◆ Fragmento de texto ◆
****************************************

Mi vida no ha sido fácil. Desde la niñez he tropezado con la pobreza, pues en mi casa las circunstancias económicas eran difíciles. Éramos cinco hermanos para una joven viuda. Nuestra madre pasaba trabajando desde temprano hasta muy tarde. Volvía casi al anochecer, rendida y dispuesta a acostarse.

Es evidente que casi no nos prestaba atención. Así crecimos, haciéndonos compañía en el descuido. Los pequeños jugaban casi todo el día, mientras que los grandes nos ocupábamos de los quehaceres de la casa. No me parecía nada extraordinario hacerlo, hasta que llegué a la adolescencia y pude contrastar mejor las diferencias de vida que me separaban enormemente de lo que hacía y de lo que deseaba hacer.

Empecé a tener pesadillas que no me dejaban reposar por las noches. Al día siguiente despertaba taciturno, de muy mal humor, sentía una opresión obscura, helada, dentro de mi pecho. Y la voluntad volaba fuera de la ventana. La oscuridad se cernía sobre mí ser aunque fuese un día alegre. Me fui apartando de mis hermanos. Ellos lo notaban, pero no sabían qué me pasaba, pues yo no le contaba a nadie de mis asuntos por temor a ofenderlos.

Paseaba por la casa haciendo las cosas con desgana, a medio terminar. A veces ni las hacía, lo que me valía muchos regaños de mis hermanos mayores. Empecé a salir de casa, quería escapar a ver si lograba evaporarme en el viento y desaparecía.

En mis largas caminatas no me encontraba con nada que me llamara la atención. Me aburría estar en el parque, no quería practicar deportes, ni mucho menos hablar con nadie. Regresaba a casa derrotado. Una cuadra antes había una pequeña biblioteca comunitaria, pero en el barrio no tenías el hábito de leer, por lo que casi siempre permanecía vacía o con poca gente. Solo la bibliotecaria merodeaba por los estantes cuidando los libros, o se sentaba en la recepción a leer.

****************************************

◆ Extractos de datos ◆
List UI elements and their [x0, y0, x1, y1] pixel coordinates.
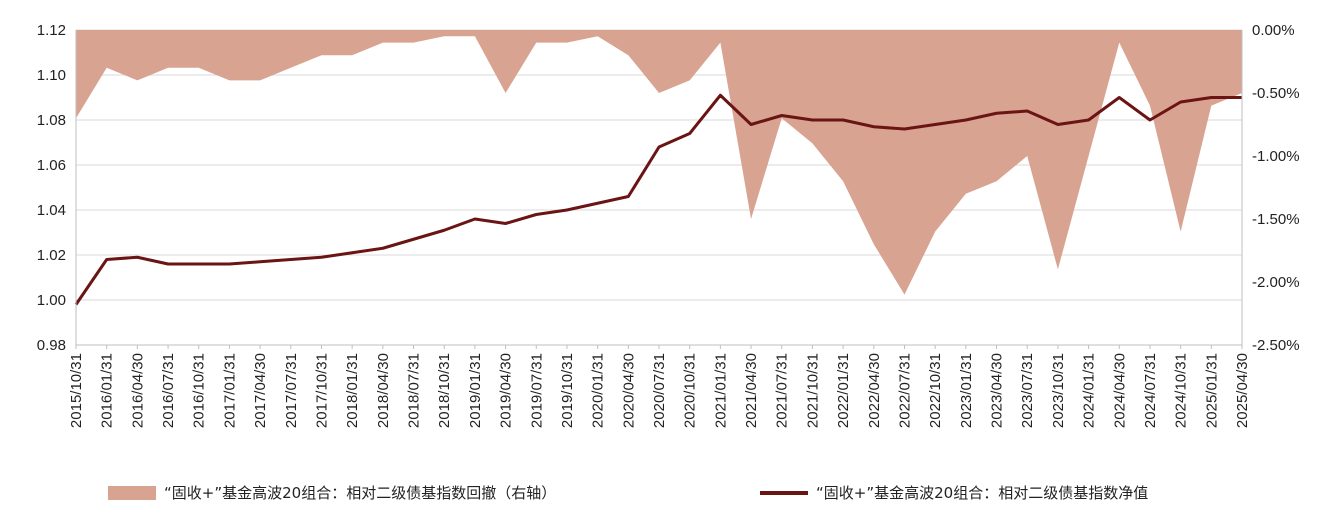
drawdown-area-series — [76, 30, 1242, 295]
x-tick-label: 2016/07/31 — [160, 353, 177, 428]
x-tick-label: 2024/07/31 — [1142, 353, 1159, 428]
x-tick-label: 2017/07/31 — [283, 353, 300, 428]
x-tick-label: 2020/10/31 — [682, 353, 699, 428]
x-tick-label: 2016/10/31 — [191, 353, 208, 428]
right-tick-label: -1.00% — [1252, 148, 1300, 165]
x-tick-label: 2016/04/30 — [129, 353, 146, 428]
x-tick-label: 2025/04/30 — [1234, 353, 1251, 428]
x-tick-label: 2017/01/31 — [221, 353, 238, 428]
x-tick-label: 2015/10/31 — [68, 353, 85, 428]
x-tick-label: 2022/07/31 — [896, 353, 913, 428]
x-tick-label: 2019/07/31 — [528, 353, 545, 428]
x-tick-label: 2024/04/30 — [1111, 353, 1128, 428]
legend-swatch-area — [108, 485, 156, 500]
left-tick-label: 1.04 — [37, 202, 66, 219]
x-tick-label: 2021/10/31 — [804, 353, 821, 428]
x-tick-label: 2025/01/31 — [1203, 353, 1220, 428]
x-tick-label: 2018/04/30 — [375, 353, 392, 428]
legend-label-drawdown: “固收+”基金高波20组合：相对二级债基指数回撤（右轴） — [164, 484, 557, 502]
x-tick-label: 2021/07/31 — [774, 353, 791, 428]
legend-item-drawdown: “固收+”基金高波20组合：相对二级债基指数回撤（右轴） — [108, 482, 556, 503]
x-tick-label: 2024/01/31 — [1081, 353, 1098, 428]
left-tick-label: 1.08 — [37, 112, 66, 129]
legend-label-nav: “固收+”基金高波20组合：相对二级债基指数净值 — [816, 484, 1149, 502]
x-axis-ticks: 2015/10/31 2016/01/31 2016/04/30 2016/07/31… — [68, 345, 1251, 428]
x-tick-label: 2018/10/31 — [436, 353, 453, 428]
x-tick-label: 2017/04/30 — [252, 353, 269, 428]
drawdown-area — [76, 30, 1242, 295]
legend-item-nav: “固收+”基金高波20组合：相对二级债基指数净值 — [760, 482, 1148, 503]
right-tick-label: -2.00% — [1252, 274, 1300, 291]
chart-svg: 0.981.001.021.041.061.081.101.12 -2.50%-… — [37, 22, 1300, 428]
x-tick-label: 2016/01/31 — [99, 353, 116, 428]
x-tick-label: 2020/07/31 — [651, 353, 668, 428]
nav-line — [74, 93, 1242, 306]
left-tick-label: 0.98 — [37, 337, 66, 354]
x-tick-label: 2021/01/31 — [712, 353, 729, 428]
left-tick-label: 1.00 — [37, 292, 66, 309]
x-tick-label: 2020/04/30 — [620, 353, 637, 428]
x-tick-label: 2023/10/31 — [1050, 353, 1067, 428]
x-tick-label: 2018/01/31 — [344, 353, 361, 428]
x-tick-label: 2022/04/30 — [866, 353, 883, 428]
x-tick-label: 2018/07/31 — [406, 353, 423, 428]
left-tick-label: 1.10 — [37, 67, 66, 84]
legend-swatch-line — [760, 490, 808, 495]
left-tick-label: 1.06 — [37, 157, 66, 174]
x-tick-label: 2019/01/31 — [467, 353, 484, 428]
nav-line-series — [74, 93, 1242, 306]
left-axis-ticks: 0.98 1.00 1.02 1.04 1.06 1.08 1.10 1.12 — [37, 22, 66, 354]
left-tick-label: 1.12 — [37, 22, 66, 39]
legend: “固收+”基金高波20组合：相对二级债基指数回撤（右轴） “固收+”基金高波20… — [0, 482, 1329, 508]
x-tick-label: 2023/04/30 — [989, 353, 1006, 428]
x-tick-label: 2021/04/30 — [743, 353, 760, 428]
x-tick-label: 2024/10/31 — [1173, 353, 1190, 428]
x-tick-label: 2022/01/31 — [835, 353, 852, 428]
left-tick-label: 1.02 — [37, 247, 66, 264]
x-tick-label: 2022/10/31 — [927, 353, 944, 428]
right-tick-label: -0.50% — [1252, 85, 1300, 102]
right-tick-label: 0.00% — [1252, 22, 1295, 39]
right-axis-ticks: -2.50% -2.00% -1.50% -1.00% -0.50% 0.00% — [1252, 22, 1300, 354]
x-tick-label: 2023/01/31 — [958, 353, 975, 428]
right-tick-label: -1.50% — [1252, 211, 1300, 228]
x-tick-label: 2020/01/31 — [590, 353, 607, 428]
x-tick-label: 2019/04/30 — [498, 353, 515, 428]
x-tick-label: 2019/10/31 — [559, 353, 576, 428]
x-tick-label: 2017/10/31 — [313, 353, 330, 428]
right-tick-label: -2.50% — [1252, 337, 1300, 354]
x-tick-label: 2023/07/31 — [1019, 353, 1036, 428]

****************************************

◆ Encargo 1 ◆
Reescribe en forma de lista el párrafo del relato que empieza con «Mi vida no ha sido fácil» y conserva sus datos principales.
◆ Encargo 2 ◆
Según el relato, ¿qué había una cuadra antes de llegar a la casa?
◆ Encargo 3 ◆
Escribe la continuación del relato sobre la niñez y la adolescencia en la pobreza a partir de su última frase.
Los ítems proceden de una fuente distinta a la del relato.

◆ Respuesta escrita 1 ◆
- La vida del narrador no ha sido fácil.
- Desde la niñez conoció la pobreza por las difíciles circunstancias económicas de su casa.
- Eran cinco hermanos criados por una joven viuda.
- La madre trabajaba desde temprano hasta muy tarde.
- Volvía casi al anochecer, rendida y con ganas de acostarse.

◆ Respuesta escrita 2 ◆
Había una pequeña biblioteca comunitaria.

◆ Respuesta escrita 3 ◆
Cuando no encontraba nada que me sacara de mis tristes pensamientos decidí entrar. Era una tarde lluviosa. No quería mojarme, así que entré. La bibliotecaria no me hizo mucho caso: tan solo me alargo un libro, y me dijo que podía esperar tranquilo a que escampara si me sumergía en la lectura. Accedí por temor a ser maleducado.

Abrí el libro. Tenía páginas desgastadas, y la portada estaba muy maltratada. Se llamaba “Un Mundo Feliz”, título que captó mi atención rápidamente. Empecé a leerlo. De repente los pensamientos melancólicos desaparecieron y mi mente se empezó a llenar de líneas que describían, contaban, narraban y hasta suspiraban. Me quedé absorto en la lectura, hasta que dejó de llover.

Le pregunté a la bibliotecaria si podía llevarme el texto, y ella dijo que sí. Me fui a casa, me encerré en el cuarto. En pocos días había terminado la lectura, por lo que volví a la biblioteca por otro, y luego por otros.

Los libros me ayudaron a sobrellevar mi tristeza mostrándome nuevos mundos. Sobre todo, me enseñaron que no soy la única persona con penas para referir, y que podía aprender mucho de la vida gracias a la peripecias, ficticias o reales, de incontables personajes.

Mis hermanos nunca supieron cómo me curé de la depresión. Tan solo están contentos de volver a verme sonreír, y se maravillan conmigo de las historias que traigo de la biblioteca.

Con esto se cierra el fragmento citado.